Without the images, print all the entries below exactly as given.
* Begin Data to use *
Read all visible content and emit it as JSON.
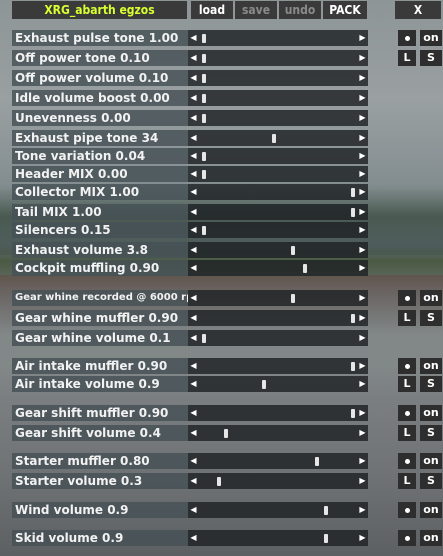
{
  "header": {
    "title": "XRG_abarth egzos",
    "load": "load",
    "save": "save",
    "undo": "undo",
    "pack": "PACK",
    "close": "X"
  },
  "colors": {
    "title": "#d8ff30",
    "label_bg": "#465055",
    "track_bg": "#1e2224",
    "button_bg": "#2e2e2e"
  },
  "icons": {
    "left": "arrow-left-icon",
    "right": "arrow-right-icon",
    "dot": "dot-icon"
  },
  "groups": [
    {
      "buttons": [
        "on",
        "L",
        "S"
      ],
      "sliders": [
        {
          "label": "Exhaust pulse tone 1.00",
          "value": 0.0
        },
        {
          "label": "Off power tone 0.10",
          "value": 0.0
        },
        {
          "label": "Off power volume 0.10",
          "value": 0.0
        },
        {
          "label": "Idle volume boost 0.00",
          "value": 0.0
        },
        {
          "label": "Unevenness 0.00",
          "value": 0.0
        },
        {
          "label": "Exhaust pipe tone 34",
          "value": 0.47
        },
        {
          "label": "Tone variation 0.04",
          "value": 0.0
        },
        {
          "label": "Header MIX 0.00",
          "value": 0.0
        },
        {
          "label": "Collector MIX 1.00",
          "value": 1.0
        },
        {
          "label": "Tail MIX 1.00",
          "value": 1.0
        },
        {
          "label": "Silencers 0.15",
          "value": 0.0
        },
        {
          "label": "Exhaust volume 3.8",
          "value": 0.6
        },
        {
          "label": "Cockpit muffling 0.90",
          "value": 0.68
        }
      ]
    },
    {
      "buttons": [
        "on",
        "L",
        "S"
      ],
      "sliders": [
        {
          "label": "Gear whine recorded @ 6000 rpm",
          "value": 0.6
        },
        {
          "label": "Gear whine muffler 0.90",
          "value": 1.0
        },
        {
          "label": "Gear whine volume 0.1",
          "value": 0.0
        }
      ]
    },
    {
      "buttons": [
        "on",
        "L",
        "S"
      ],
      "sliders": [
        {
          "label": "Air intake muffler 0.90",
          "value": 1.0
        },
        {
          "label": "Air intake volume 0.9",
          "value": 0.4
        }
      ]
    },
    {
      "buttons": [
        "on",
        "L",
        "S"
      ],
      "sliders": [
        {
          "label": "Gear shift muffler 0.90",
          "value": 1.0
        },
        {
          "label": "Gear shift volume 0.4",
          "value": 0.15
        }
      ]
    },
    {
      "buttons": [
        "on",
        "L",
        "S"
      ],
      "sliders": [
        {
          "label": "Starter muffler 0.80",
          "value": 0.76
        },
        {
          "label": "Starter volume 0.3",
          "value": 0.1
        }
      ]
    },
    {
      "buttons": [
        "on"
      ],
      "sliders": [
        {
          "label": "Wind volume 0.9",
          "value": 0.82
        }
      ]
    },
    {
      "buttons": [
        "on"
      ],
      "sliders": [
        {
          "label": "Skid volume 0.9",
          "value": 0.82
        }
      ]
    }
  ]
}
* End Data to use *
[Correct answer]:
Read all visible content and emit it as JSON.
{
  "header": {
    "title": "XRG_abarth egzos",
    "load": "load",
    "save": "save",
    "undo": "undo",
    "pack": "PACK",
    "close": "X"
  },
  "colors": {
    "title": "#d8ff30",
    "label_bg": "#465055",
    "track_bg": "#1e2224",
    "button_bg": "#2e2e2e"
  },
  "icons": {
    "left": "arrow-left-icon",
    "right": "arrow-right-icon",
    "dot": "dot-icon"
  },
  "groups": [
    {
      "buttons": [
        "on",
        "L",
        "S"
      ],
      "sliders": [
        {
          "label": "Exhaust pulse tone 1.00",
          "value": 0.0
        },
        {
          "label": "Off power tone 0.10",
          "value": 0.0
        },
        {
          "label": "Off power volume 0.10",
          "value": 0.0
        },
        {
          "label": "Idle volume boost 0.00",
          "value": 0.0
        },
        {
          "label": "Unevenness 0.00",
          "value": 0.0
        },
        {
          "label": "Exhaust pipe tone 34",
          "value": 0.47
        },
        {
          "label": "Tone variation 0.04",
          "value": 0.0
        },
        {
          "label": "Header MIX 0.00",
          "value": 0.0
        },
        {
          "label": "Collector MIX 1.00",
          "value": 1.0
        },
        {
          "label": "Tail MIX 1.00",
          "value": 1.0
        },
        {
          "label": "Silencers 0.15",
          "value": 0.0
        },
        {
          "label": "Exhaust volume 3.8",
          "value": 0.6
        },
        {
          "label": "Cockpit muffling 0.90",
          "value": 0.68
        }
      ]
    },
    {
      "buttons": [
        "on",
        "L",
        "S"
      ],
      "sliders": [
        {
          "label": "Gear whine recorded @ 6000 rpm",
          "value": 0.6
        },
        {
          "label": "Gear whine muffler 0.90",
          "value": 1.0
        },
        {
          "label": "Gear whine volume 0.1",
          "value": 0.0
        }
      ]
    },
    {
      "buttons": [
        "on",
        "L",
        "S"
      ],
      "sliders": [
        {
          "label": "Air intake muffler 0.90",
          "value": 1.0
        },
        {
          "label": "Air intake volume 0.9",
          "value": 0.4
        }
      ]
    },
    {
      "buttons": [
        "on",
        "L",
        "S"
      ],
      "sliders": [
        {
          "label": "Gear shift muffler 0.90",
          "value": 1.0
        },
        {
          "label": "Gear shift volume 0.4",
          "value": 0.15
        }
      ]
    },
    {
      "buttons": [
        "on",
        "L",
        "S"
      ],
      "sliders": [
        {
          "label": "Starter muffler 0.80",
          "value": 0.76
        },
        {
          "label": "Starter volume 0.3",
          "value": 0.1
        }
      ]
    },
    {
      "buttons": [
        "on"
      ],
      "sliders": [
        {
          "label": "Wind volume 0.9",
          "value": 0.82
        }
      ]
    },
    {
      "buttons": [
        "on"
      ],
      "sliders": [
        {
          "label": "Skid volume 0.9",
          "value": 0.82
        }
      ]
    }
  ]
}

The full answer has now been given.